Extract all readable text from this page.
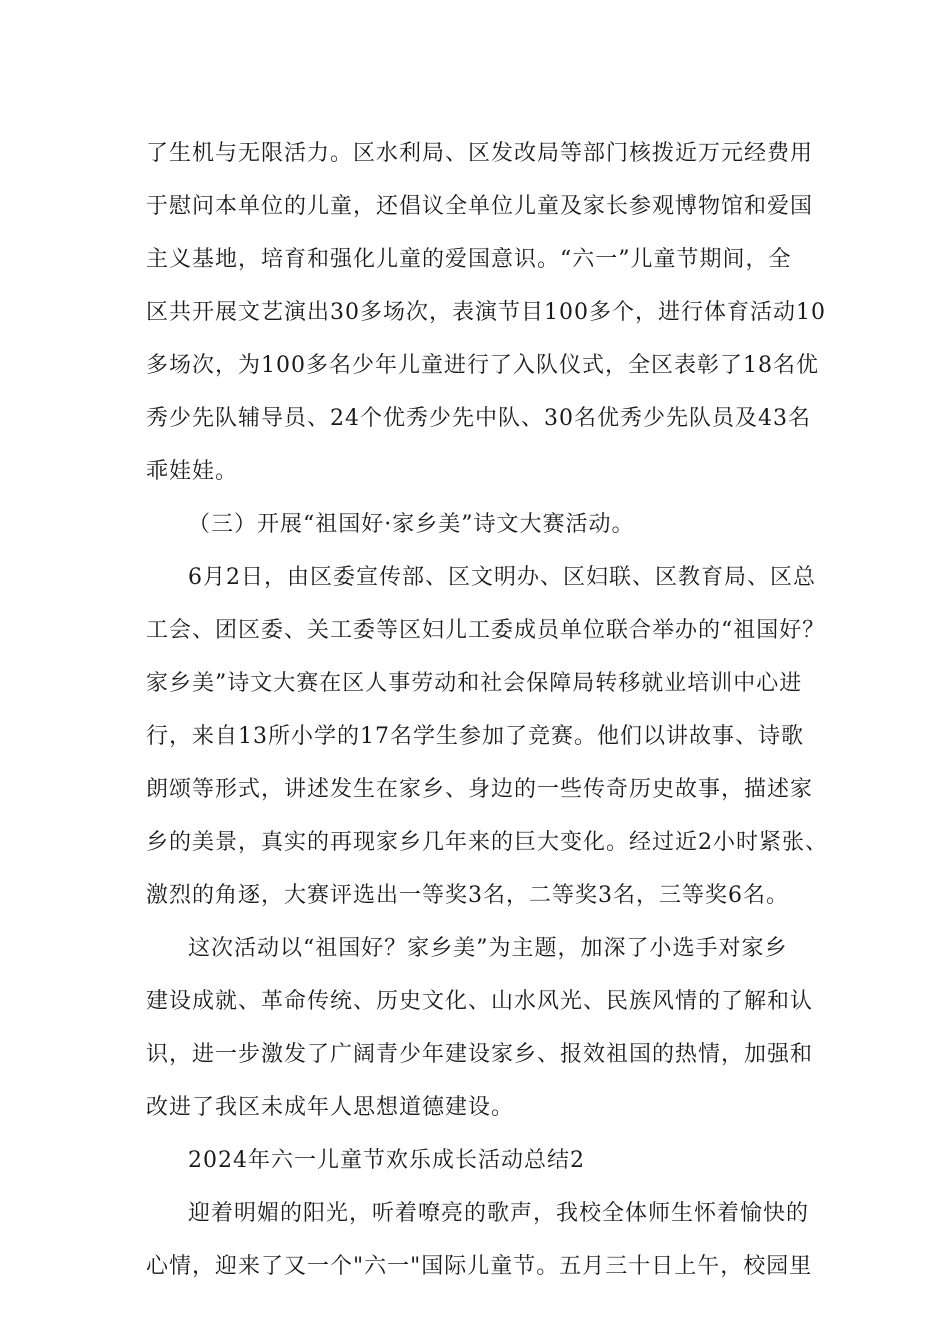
了生机与无限活力。区水利局、区发改局等部门核拨近万元经费用
于慰问本单位的儿童，还倡议全单位儿童及家长参观博物馆和爱国
主义基地，培育和强化儿童的爱国意识。“六一”儿童节期间，全
区共开展文艺演出30多场次，表演节目100多个，进行体育活动10
多场次，为100多名少年儿童进行了入队仪式，全区表彰了18名优
秀少先队辅导员、24个优秀少先中队、30名优秀少先队员及43名
乖娃娃。
（三）开展“祖国好·家乡美”诗文大赛活动。
6月2日，由区委宣传部、区文明办、区妇联、区教育局、区总
工会、团区委、关工委等区妇儿工委成员单位联合举办的“祖国好？
家乡美”诗文大赛在区人事劳动和社会保障局转移就业培训中心进
行，来自13所小学的17名学生参加了竞赛。他们以讲故事、诗歌
朗颂等形式，讲述发生在家乡、身边的一些传奇历史故事，描述家
乡的美景，真实的再现家乡几年来的巨大变化。经过近2小时紧张、
激烈的角逐，大赛评选出一等奖3名，二等奖3名，三等奖6名。
这次活动以“祖国好？家乡美”为主题，加深了小选手对家乡
建设成就、革命传统、历史文化、山水风光、民族风情的了解和认
识，进一步激发了广阔青少年建设家乡、报效祖国的热情，加强和
改进了我区未成年人思想道德建设。
2024年六一儿童节欢乐成长活动总结2
迎着明媚的阳光，听着嘹亮的歌声，我校全体师生怀着愉快的
心情，迎来了又一个"六一"国际儿童节。五月三十日上午，校园里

+++

EXERCISE: Return the listing above word for word, with the pictures removed.

WORKED SOLUTION:
Extract all readable text from this page.
了生机与无限活力。区水利局、区发改局等部门核拨近万元经费用
于慰问本单位的儿童，还倡议全单位儿童及家长参观博物馆和爱国
主义基地，培育和强化儿童的爱国意识。“六一”儿童节期间，全
区共开展文艺演出30多场次，表演节目100多个，进行体育活动10
多场次，为100多名少年儿童进行了入队仪式，全区表彰了18名优
秀少先队辅导员、24个优秀少先中队、30名优秀少先队员及43名
乖娃娃。
（三）开展“祖国好·家乡美”诗文大赛活动。
6月2日，由区委宣传部、区文明办、区妇联、区教育局、区总
工会、团区委、关工委等区妇儿工委成员单位联合举办的“祖国好？
家乡美”诗文大赛在区人事劳动和社会保障局转移就业培训中心进
行，来自13所小学的17名学生参加了竞赛。他们以讲故事、诗歌
朗颂等形式，讲述发生在家乡、身边的一些传奇历史故事，描述家
乡的美景，真实的再现家乡几年来的巨大变化。经过近2小时紧张、
激烈的角逐，大赛评选出一等奖3名，二等奖3名，三等奖6名。
这次活动以“祖国好？家乡美”为主题，加深了小选手对家乡
建设成就、革命传统、历史文化、山水风光、民族风情的了解和认
识，进一步激发了广阔青少年建设家乡、报效祖国的热情，加强和
改进了我区未成年人思想道德建设。
2024年六一儿童节欢乐成长活动总结2
迎着明媚的阳光，听着嘹亮的歌声，我校全体师生怀着愉快的
心情，迎来了又一个"六一"国际儿童节。五月三十日上午，校园里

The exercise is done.